**Given task:** Reproduce the entries word for word, and omit any picture you find in them.

[Data items]
+++

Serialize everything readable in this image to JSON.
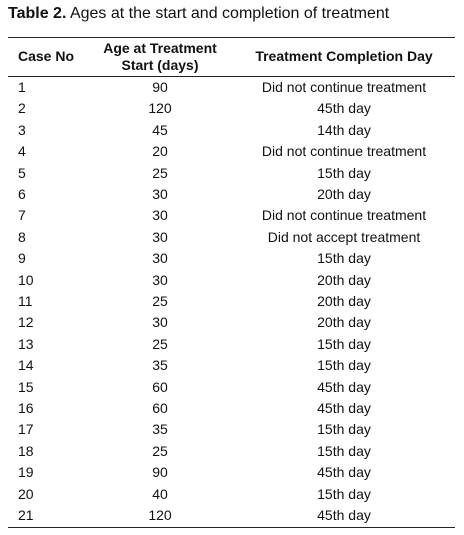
{
  "table": {
    "caption": {
      "label": "Table 2.",
      "text": "Ages at the start and completion of treatment"
    },
    "headers": [
      "Case No",
      "Age at Treatment Start (days)",
      "Treatment Completion Day"
    ],
    "rows": [
      [
        1,
        90,
        "Did not continue treatment"
      ],
      [
        2,
        120,
        "45th day"
      ],
      [
        3,
        45,
        "14th day"
      ],
      [
        4,
        20,
        "Did not continue treatment"
      ],
      [
        5,
        25,
        "15th day"
      ],
      [
        6,
        30,
        "20th day"
      ],
      [
        7,
        30,
        "Did not continue treatment"
      ],
      [
        8,
        30,
        "Did not accept treatment"
      ],
      [
        9,
        30,
        "15th day"
      ],
      [
        10,
        30,
        "20th day"
      ],
      [
        11,
        25,
        "20th day"
      ],
      [
        12,
        30,
        "20th day"
      ],
      [
        13,
        25,
        "15th day"
      ],
      [
        14,
        35,
        "15th day"
      ],
      [
        15,
        60,
        "45th day"
      ],
      [
        16,
        60,
        "45th day"
      ],
      [
        17,
        35,
        "15th day"
      ],
      [
        18,
        25,
        "15th day"
      ],
      [
        19,
        90,
        "45th day"
      ],
      [
        20,
        40,
        "15th day"
      ],
      [
        21,
        120,
        "45th day"
      ]
    ]
  }
}
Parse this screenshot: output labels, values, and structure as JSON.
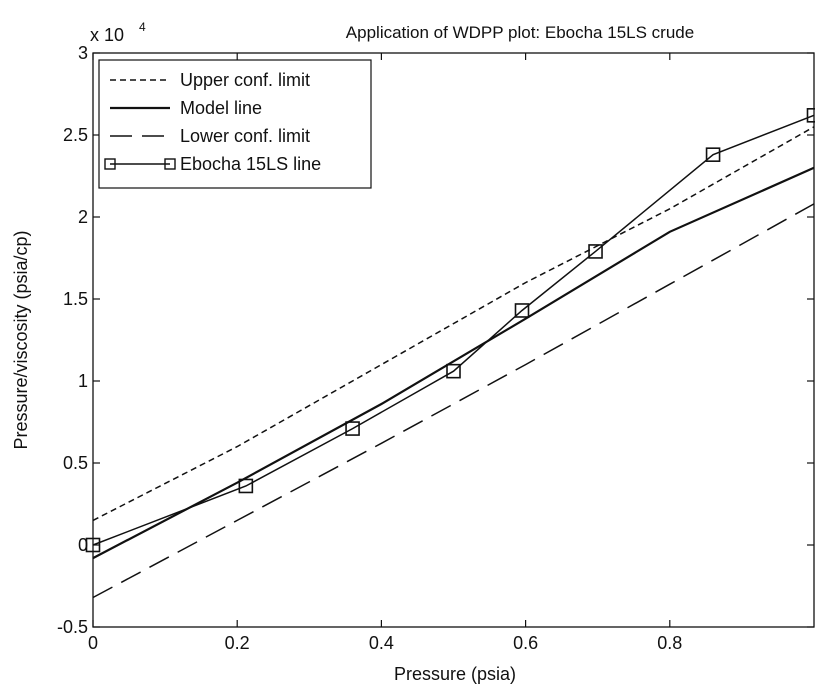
{
  "chart_data": {
    "type": "line",
    "title": "Application of WDPP plot: Ebocha 15LS crude",
    "xlabel": "Pressure (psia)",
    "ylabel": "Pressure/viscosity (psia/cp)",
    "y_multiplier_label": "x 10",
    "y_multiplier_exponent": "4",
    "xlim": [
      0,
      1
    ],
    "ylim": [
      -0.5,
      3
    ],
    "x_ticks": [
      0,
      0.2,
      0.4,
      0.6,
      0.8
    ],
    "x_tick_labels": [
      "0",
      "0.2",
      "0.4",
      "0.6",
      "0.8"
    ],
    "y_ticks": [
      -0.5,
      0,
      0.5,
      1,
      1.5,
      2,
      2.5,
      3
    ],
    "y_tick_labels": [
      "-0.5",
      "0",
      "0.5",
      "1",
      "1.5",
      "2",
      "2.5",
      "3"
    ],
    "grid": false,
    "legend_position": "top-left",
    "series": [
      {
        "name": "Upper conf. limit",
        "style": "dotted",
        "color": "#111111",
        "x": [
          0,
          0.2,
          0.4,
          0.6,
          0.8,
          1.0
        ],
        "y": [
          0.15,
          0.6,
          1.1,
          1.6,
          2.05,
          2.55
        ]
      },
      {
        "name": "Model line",
        "style": "solid",
        "color": "#111111",
        "x": [
          0,
          0.2,
          0.4,
          0.6,
          0.8,
          1.0
        ],
        "y": [
          -0.08,
          0.38,
          0.86,
          1.38,
          1.91,
          2.3
        ]
      },
      {
        "name": "Lower conf. limit",
        "style": "dashed",
        "color": "#111111",
        "x": [
          0,
          0.2,
          0.4,
          0.6,
          0.8,
          1.0
        ],
        "y": [
          -0.32,
          0.15,
          0.62,
          1.1,
          1.59,
          2.08
        ]
      },
      {
        "name": "Ebocha 15LS line",
        "style": "solid-square-markers",
        "color": "#111111",
        "x": [
          0,
          0.212,
          0.36,
          0.5,
          0.595,
          0.697,
          0.86,
          1.0
        ],
        "y": [
          0,
          0.36,
          0.71,
          1.06,
          1.43,
          1.79,
          2.38,
          2.62
        ]
      }
    ]
  }
}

+++

**Response to this task:**
Serialize everything readable in this image to JSON.
{
  "table": {
    "caption": {
      "label": "Table 2.",
      "text": "Ages at the start and completion of treatment"
    },
    "headers": [
      "Case No",
      "Age at Treatment Start (days)",
      "Treatment Completion Day"
    ],
    "rows": [
      [
        1,
        90,
        "Did not continue treatment"
      ],
      [
        2,
        120,
        "45th day"
      ],
      [
        3,
        45,
        "14th day"
      ],
      [
        4,
        20,
        "Did not continue treatment"
      ],
      [
        5,
        25,
        "15th day"
      ],
      [
        6,
        30,
        "20th day"
      ],
      [
        7,
        30,
        "Did not continue treatment"
      ],
      [
        8,
        30,
        "Did not accept treatment"
      ],
      [
        9,
        30,
        "15th day"
      ],
      [
        10,
        30,
        "20th day"
      ],
      [
        11,
        25,
        "20th day"
      ],
      [
        12,
        30,
        "20th day"
      ],
      [
        13,
        25,
        "15th day"
      ],
      [
        14,
        35,
        "15th day"
      ],
      [
        15,
        60,
        "45th day"
      ],
      [
        16,
        60,
        "45th day"
      ],
      [
        17,
        35,
        "15th day"
      ],
      [
        18,
        25,
        "15th day"
      ],
      [
        19,
        90,
        "45th day"
      ],
      [
        20,
        40,
        "15th day"
      ],
      [
        21,
        120,
        "45th day"
      ]
    ]
  }
}
Parse this screenshot: output labels, values, and structure as JSON.
{
  "chart_data": {
    "type": "line",
    "title": "Application of WDPP plot: Ebocha 15LS crude",
    "xlabel": "Pressure (psia)",
    "ylabel": "Pressure/viscosity (psia/cp)",
    "y_multiplier_label": "x 10",
    "y_multiplier_exponent": "4",
    "xlim": [
      0,
      1
    ],
    "ylim": [
      -0.5,
      3
    ],
    "x_ticks": [
      0,
      0.2,
      0.4,
      0.6,
      0.8
    ],
    "x_tick_labels": [
      "0",
      "0.2",
      "0.4",
      "0.6",
      "0.8"
    ],
    "y_ticks": [
      -0.5,
      0,
      0.5,
      1,
      1.5,
      2,
      2.5,
      3
    ],
    "y_tick_labels": [
      "-0.5",
      "0",
      "0.5",
      "1",
      "1.5",
      "2",
      "2.5",
      "3"
    ],
    "grid": false,
    "legend_position": "top-left",
    "series": [
      {
        "name": "Upper conf. limit",
        "style": "dotted",
        "color": "#111111",
        "x": [
          0,
          0.2,
          0.4,
          0.6,
          0.8,
          1.0
        ],
        "y": [
          0.15,
          0.6,
          1.1,
          1.6,
          2.05,
          2.55
        ]
      },
      {
        "name": "Model line",
        "style": "solid",
        "color": "#111111",
        "x": [
          0,
          0.2,
          0.4,
          0.6,
          0.8,
          1.0
        ],
        "y": [
          -0.08,
          0.38,
          0.86,
          1.38,
          1.91,
          2.3
        ]
      },
      {
        "name": "Lower conf. limit",
        "style": "dashed",
        "color": "#111111",
        "x": [
          0,
          0.2,
          0.4,
          0.6,
          0.8,
          1.0
        ],
        "y": [
          -0.32,
          0.15,
          0.62,
          1.1,
          1.59,
          2.08
        ]
      },
      {
        "name": "Ebocha 15LS line",
        "style": "solid-square-markers",
        "color": "#111111",
        "x": [
          0,
          0.212,
          0.36,
          0.5,
          0.595,
          0.697,
          0.86,
          1.0
        ],
        "y": [
          0,
          0.36,
          0.71,
          1.06,
          1.43,
          1.79,
          2.38,
          2.62
        ]
      }
    ]
  }
}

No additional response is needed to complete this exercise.